Source records:
----

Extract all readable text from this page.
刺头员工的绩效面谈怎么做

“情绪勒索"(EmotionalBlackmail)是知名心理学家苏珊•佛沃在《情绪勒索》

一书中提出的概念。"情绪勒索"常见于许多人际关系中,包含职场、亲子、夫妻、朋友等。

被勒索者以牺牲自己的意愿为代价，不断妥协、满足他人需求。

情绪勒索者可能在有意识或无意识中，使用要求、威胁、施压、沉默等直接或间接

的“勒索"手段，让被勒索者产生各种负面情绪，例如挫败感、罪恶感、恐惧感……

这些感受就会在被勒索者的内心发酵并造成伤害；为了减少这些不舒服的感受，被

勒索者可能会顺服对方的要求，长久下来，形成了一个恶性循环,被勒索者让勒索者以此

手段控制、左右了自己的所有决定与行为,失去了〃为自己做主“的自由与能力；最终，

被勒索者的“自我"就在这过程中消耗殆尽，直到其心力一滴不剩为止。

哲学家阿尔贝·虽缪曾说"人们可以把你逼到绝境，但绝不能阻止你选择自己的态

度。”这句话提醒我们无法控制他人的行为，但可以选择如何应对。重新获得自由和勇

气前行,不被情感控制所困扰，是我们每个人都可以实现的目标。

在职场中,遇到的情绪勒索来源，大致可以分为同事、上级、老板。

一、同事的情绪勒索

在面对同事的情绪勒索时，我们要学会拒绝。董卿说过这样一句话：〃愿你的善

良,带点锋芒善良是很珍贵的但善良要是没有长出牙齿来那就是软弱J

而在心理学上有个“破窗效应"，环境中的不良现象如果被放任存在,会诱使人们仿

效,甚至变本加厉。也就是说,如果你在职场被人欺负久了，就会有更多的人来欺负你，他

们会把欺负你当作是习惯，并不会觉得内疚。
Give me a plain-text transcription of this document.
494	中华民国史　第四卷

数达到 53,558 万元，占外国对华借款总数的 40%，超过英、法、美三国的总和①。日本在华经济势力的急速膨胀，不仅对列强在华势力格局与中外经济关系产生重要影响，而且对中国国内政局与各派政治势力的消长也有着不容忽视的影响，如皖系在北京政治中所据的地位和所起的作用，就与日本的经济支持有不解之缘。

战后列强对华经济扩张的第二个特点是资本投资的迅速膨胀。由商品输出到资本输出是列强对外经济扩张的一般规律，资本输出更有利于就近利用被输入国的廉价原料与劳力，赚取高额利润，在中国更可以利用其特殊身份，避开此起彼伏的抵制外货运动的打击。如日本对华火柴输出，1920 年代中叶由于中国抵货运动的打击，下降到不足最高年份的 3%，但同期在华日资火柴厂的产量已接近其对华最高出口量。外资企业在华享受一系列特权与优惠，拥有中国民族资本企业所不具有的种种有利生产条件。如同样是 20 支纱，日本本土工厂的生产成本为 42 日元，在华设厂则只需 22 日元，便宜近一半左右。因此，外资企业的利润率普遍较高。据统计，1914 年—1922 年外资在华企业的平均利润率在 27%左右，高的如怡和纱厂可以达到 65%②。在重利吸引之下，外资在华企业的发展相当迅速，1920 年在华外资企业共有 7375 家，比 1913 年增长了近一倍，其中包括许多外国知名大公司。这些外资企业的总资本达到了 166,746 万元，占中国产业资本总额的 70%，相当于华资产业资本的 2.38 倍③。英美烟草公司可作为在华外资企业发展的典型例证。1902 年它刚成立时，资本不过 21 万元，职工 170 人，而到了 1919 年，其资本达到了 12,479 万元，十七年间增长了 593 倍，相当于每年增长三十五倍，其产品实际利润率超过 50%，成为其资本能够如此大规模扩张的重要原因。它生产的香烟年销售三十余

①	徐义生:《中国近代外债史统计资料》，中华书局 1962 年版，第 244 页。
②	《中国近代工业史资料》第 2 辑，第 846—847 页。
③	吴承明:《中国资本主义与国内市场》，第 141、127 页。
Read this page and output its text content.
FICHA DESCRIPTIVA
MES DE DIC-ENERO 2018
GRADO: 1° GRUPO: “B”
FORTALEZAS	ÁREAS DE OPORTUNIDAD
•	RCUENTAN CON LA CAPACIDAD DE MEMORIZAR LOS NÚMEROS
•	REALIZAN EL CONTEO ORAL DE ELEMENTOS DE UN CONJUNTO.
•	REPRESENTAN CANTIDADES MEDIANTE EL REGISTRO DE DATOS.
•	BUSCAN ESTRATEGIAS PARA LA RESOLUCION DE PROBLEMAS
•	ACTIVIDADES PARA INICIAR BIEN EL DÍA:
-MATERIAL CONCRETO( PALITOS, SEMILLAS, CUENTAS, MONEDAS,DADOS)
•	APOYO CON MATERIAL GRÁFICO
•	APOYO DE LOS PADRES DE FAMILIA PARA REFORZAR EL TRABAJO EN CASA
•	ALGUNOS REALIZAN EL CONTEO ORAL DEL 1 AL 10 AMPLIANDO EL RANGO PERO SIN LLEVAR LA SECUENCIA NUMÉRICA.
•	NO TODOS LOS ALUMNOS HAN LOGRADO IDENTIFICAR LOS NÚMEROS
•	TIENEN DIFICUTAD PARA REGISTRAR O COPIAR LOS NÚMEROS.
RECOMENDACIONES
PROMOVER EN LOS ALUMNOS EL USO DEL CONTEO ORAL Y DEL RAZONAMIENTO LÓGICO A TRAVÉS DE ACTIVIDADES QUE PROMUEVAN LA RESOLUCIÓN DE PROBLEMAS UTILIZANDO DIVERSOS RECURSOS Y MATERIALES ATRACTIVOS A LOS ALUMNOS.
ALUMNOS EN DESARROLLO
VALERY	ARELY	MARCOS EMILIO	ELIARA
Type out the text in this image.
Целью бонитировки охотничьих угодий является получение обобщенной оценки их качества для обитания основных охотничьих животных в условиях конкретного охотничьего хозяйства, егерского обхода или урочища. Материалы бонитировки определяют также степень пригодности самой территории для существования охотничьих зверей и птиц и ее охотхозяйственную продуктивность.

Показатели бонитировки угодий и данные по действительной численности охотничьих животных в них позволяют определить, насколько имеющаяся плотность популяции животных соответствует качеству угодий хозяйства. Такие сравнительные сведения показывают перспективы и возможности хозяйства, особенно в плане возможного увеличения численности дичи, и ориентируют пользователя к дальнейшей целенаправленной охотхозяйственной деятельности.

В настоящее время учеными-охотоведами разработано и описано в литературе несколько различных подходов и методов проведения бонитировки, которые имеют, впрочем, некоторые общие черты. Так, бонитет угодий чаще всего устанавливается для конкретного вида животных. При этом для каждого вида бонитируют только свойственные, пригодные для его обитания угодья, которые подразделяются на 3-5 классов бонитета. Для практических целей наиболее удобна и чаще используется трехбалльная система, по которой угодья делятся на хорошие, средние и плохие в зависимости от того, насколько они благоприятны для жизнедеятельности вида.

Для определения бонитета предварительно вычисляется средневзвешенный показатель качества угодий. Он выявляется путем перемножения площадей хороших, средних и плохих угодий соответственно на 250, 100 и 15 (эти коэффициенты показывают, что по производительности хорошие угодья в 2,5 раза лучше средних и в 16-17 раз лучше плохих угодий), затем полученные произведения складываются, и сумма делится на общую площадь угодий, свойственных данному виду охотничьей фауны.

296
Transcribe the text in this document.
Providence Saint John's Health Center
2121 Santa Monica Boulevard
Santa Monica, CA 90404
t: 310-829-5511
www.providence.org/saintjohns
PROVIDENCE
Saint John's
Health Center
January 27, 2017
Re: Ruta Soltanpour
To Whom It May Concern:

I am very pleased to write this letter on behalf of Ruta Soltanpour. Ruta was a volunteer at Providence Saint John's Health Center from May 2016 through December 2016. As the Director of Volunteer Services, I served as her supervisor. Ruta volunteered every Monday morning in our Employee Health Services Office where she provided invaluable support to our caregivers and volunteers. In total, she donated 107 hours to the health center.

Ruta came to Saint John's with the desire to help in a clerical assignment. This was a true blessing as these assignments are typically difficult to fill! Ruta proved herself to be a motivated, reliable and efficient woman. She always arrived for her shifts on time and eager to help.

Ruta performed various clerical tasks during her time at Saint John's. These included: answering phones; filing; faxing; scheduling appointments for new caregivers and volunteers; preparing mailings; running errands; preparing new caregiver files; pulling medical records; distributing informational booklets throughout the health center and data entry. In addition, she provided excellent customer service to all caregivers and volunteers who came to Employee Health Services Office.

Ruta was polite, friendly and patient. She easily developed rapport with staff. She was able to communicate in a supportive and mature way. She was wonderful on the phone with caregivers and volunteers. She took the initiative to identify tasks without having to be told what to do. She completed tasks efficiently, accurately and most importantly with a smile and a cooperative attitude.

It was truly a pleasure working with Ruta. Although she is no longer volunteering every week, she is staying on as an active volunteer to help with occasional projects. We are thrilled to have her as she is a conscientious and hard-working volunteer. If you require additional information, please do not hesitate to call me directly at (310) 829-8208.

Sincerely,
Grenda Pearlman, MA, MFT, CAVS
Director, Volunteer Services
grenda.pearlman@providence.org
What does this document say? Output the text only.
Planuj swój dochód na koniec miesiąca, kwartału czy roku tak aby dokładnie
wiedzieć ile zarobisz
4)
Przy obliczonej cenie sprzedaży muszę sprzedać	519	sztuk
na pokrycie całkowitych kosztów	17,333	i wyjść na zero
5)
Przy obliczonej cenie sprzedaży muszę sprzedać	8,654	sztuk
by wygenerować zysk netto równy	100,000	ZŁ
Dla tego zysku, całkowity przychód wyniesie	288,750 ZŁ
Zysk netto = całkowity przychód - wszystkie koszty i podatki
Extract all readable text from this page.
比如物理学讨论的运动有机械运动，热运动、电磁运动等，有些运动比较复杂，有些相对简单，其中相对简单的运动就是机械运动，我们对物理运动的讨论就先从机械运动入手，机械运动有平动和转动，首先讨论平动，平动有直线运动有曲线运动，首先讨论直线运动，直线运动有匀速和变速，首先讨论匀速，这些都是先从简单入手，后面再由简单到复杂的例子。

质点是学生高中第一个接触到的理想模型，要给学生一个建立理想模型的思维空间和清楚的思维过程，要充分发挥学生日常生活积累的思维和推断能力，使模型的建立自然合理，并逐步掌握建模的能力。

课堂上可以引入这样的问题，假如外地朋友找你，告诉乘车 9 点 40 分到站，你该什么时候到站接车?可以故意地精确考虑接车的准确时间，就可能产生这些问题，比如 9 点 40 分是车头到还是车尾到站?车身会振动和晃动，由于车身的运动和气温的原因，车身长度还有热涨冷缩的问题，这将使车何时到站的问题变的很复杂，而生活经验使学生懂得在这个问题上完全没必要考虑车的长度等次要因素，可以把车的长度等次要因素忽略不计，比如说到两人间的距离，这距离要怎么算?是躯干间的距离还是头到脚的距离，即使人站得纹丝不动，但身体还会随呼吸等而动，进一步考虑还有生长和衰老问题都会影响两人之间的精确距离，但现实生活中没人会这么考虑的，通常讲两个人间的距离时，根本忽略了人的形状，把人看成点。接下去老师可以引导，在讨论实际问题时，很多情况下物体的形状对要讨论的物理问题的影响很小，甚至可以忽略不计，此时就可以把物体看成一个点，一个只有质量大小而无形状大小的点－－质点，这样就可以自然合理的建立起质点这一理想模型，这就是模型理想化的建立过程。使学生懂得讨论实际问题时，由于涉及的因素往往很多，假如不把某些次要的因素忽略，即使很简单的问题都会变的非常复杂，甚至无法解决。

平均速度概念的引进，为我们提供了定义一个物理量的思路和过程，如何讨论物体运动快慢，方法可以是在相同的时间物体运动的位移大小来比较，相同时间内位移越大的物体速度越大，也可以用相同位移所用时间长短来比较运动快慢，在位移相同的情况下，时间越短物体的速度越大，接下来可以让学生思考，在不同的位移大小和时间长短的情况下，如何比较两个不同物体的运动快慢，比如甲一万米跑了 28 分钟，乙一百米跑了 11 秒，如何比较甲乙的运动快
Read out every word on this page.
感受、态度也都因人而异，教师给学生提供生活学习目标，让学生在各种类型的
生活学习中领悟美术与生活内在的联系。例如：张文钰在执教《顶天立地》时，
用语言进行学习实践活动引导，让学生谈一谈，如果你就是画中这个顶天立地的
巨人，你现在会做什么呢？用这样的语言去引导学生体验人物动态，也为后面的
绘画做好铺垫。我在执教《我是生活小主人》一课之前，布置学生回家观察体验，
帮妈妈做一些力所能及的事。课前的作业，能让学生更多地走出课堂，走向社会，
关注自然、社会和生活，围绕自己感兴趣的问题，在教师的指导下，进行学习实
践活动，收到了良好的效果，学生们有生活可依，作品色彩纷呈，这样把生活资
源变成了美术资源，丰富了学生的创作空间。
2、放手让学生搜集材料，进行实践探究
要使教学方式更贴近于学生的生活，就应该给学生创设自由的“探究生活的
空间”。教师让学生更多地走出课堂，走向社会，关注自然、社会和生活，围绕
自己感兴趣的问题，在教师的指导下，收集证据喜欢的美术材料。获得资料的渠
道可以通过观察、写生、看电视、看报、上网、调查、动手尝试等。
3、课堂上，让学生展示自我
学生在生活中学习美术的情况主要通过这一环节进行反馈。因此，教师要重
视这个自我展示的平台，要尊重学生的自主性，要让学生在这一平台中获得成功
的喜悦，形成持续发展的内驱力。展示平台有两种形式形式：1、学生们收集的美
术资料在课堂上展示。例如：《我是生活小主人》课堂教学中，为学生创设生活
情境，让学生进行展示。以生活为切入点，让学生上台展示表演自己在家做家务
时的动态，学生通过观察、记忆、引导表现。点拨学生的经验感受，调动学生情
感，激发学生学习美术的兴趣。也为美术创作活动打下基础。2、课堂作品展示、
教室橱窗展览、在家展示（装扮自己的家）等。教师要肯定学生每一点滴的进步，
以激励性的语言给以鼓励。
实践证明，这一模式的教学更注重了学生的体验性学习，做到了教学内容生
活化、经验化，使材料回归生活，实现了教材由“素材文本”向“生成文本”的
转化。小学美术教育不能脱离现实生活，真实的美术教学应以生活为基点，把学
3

----

Goal of the exercise:
Check the records above line by line and tally those holding the string "muszę". Answer with the number only.

Task solution:
2